--- START Data to use ---

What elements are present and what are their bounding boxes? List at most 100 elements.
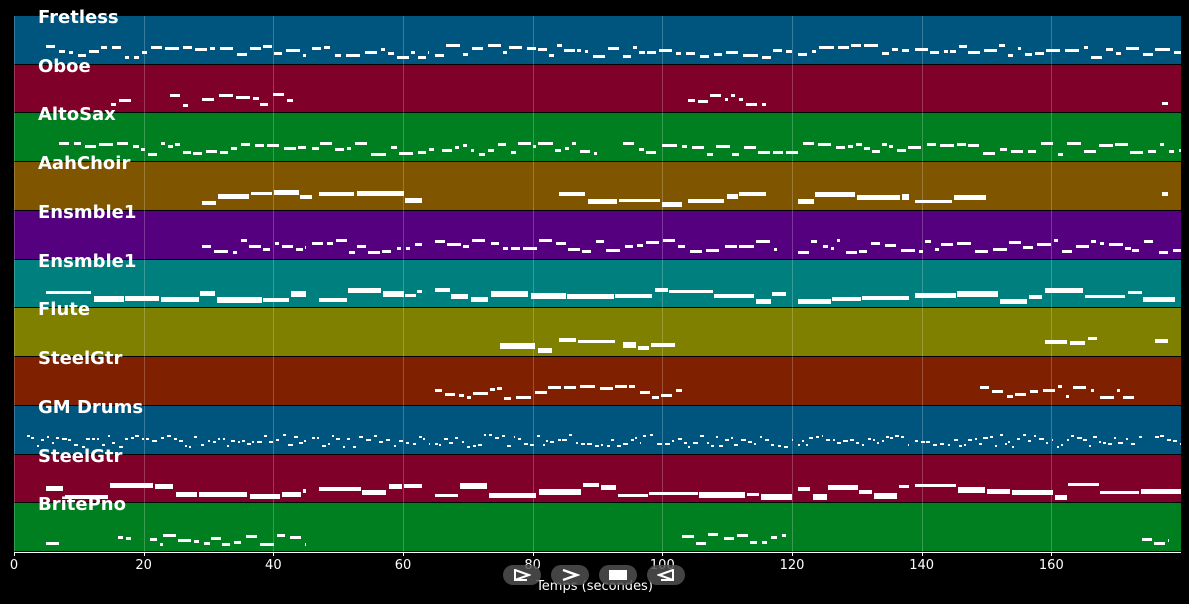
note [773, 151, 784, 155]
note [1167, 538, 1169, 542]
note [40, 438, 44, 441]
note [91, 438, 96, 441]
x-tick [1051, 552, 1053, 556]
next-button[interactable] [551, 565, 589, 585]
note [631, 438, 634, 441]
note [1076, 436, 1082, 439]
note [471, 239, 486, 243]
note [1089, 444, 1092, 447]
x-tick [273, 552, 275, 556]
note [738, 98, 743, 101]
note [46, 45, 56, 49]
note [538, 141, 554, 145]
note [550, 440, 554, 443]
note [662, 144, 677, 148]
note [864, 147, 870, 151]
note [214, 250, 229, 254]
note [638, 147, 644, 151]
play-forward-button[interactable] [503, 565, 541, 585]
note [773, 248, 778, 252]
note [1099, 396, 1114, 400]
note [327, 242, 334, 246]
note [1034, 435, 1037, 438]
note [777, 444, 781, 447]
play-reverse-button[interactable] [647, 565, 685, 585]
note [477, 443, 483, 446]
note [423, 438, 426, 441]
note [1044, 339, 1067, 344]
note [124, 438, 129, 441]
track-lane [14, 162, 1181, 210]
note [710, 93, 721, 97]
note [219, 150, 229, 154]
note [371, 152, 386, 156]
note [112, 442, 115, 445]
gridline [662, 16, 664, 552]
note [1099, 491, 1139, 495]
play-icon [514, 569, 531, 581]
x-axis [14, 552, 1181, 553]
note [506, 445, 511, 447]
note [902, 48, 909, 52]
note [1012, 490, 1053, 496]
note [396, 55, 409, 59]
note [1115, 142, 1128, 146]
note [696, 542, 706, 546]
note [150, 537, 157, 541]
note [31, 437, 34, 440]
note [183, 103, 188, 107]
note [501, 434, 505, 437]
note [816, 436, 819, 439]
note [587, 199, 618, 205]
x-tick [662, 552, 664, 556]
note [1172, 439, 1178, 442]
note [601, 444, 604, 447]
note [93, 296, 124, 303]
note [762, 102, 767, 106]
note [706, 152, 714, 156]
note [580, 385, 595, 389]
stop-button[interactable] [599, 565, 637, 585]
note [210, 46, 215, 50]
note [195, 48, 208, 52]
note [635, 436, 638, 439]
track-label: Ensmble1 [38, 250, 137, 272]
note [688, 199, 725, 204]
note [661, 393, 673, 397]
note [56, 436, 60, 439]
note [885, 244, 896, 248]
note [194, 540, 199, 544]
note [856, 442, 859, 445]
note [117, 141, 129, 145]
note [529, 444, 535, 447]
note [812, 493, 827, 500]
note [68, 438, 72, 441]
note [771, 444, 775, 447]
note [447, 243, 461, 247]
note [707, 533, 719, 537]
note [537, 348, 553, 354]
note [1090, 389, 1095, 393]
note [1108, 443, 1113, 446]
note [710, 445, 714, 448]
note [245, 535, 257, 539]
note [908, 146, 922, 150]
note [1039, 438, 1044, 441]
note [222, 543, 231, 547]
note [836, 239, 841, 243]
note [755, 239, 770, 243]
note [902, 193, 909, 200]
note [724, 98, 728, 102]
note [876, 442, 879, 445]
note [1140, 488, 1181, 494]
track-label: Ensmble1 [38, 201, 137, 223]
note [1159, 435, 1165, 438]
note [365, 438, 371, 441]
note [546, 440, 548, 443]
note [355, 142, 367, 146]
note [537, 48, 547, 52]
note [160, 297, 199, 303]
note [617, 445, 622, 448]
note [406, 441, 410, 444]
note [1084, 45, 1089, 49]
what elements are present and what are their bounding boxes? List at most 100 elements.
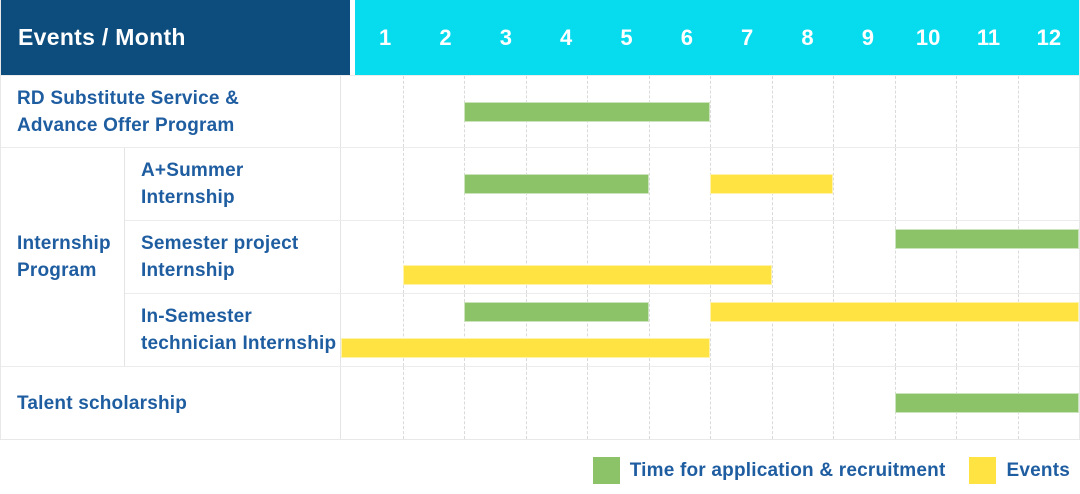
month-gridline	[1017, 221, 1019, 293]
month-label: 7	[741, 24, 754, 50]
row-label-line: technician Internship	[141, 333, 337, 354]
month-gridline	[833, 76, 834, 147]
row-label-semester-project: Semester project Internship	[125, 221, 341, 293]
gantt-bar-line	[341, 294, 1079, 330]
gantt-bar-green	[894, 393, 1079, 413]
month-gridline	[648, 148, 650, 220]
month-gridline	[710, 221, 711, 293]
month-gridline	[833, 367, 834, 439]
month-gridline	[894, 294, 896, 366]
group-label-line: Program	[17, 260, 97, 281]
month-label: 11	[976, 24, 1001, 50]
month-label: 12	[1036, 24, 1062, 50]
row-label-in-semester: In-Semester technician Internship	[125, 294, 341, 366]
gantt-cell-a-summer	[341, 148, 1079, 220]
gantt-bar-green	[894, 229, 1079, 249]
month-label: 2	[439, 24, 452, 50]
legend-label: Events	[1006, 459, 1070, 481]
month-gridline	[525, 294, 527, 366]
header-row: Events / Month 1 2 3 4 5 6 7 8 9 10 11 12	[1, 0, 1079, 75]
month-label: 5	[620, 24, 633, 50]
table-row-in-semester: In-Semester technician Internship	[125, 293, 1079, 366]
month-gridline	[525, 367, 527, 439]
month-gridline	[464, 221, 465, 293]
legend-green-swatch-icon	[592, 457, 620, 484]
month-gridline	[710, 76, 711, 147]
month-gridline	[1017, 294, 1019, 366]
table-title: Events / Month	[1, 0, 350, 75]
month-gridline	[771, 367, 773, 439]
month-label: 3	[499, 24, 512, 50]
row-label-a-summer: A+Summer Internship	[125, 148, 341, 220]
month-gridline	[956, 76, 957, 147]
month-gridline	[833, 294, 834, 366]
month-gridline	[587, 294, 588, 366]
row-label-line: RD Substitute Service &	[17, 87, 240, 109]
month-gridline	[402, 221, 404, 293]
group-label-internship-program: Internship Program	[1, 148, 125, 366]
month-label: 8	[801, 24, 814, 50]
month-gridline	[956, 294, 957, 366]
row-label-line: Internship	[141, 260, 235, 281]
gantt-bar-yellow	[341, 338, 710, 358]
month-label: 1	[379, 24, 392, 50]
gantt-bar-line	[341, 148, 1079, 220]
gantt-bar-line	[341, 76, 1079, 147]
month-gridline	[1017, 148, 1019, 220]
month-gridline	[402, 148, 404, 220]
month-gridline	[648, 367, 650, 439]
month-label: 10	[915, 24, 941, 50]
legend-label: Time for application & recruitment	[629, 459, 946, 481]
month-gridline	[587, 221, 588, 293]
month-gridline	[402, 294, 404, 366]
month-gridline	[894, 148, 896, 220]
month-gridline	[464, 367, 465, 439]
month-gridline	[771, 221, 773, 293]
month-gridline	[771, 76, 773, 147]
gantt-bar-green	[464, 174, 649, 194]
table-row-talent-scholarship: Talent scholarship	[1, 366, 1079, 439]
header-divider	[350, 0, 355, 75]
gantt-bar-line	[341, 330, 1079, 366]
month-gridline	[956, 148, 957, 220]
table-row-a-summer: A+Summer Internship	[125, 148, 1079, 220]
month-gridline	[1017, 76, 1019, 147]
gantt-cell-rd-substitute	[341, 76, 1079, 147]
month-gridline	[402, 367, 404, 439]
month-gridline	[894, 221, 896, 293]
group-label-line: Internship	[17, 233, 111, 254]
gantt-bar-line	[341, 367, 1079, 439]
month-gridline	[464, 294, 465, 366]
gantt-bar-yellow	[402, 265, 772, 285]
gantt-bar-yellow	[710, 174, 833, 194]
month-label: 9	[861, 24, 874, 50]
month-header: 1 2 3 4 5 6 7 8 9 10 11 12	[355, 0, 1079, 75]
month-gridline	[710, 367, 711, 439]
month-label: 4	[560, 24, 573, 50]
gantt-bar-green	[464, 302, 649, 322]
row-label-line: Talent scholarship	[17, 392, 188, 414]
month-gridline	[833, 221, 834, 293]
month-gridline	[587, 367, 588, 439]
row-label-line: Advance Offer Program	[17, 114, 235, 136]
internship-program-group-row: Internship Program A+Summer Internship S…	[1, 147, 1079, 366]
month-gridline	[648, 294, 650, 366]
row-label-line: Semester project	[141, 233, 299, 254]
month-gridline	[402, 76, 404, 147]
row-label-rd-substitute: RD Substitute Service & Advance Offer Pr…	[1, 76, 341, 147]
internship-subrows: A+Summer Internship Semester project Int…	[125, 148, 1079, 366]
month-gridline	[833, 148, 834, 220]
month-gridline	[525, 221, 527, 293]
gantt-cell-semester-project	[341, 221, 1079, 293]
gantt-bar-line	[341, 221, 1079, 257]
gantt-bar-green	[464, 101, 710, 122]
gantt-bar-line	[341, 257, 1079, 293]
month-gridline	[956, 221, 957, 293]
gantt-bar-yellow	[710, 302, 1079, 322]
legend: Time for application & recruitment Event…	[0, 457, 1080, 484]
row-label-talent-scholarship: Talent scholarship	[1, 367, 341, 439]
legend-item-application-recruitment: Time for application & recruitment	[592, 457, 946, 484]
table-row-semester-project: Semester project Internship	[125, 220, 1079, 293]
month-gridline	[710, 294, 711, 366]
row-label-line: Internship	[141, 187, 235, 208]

--- END Data to use ---

> **Task directions**
Output the lines of the material exactly, starting with the line that contains "note [773, 151, 784, 155]" and going on through the line that contains "note [471, 239, 486, 243]", both included.

> **Exercise solution**
note [773, 151, 784, 155]
note [1167, 538, 1169, 542]
note [40, 438, 44, 441]
note [91, 438, 96, 441]
x-tick [1051, 552, 1053, 556]
next-button[interactable] [551, 565, 589, 585]
note [631, 438, 634, 441]
note [1076, 436, 1082, 439]
note [471, 239, 486, 243]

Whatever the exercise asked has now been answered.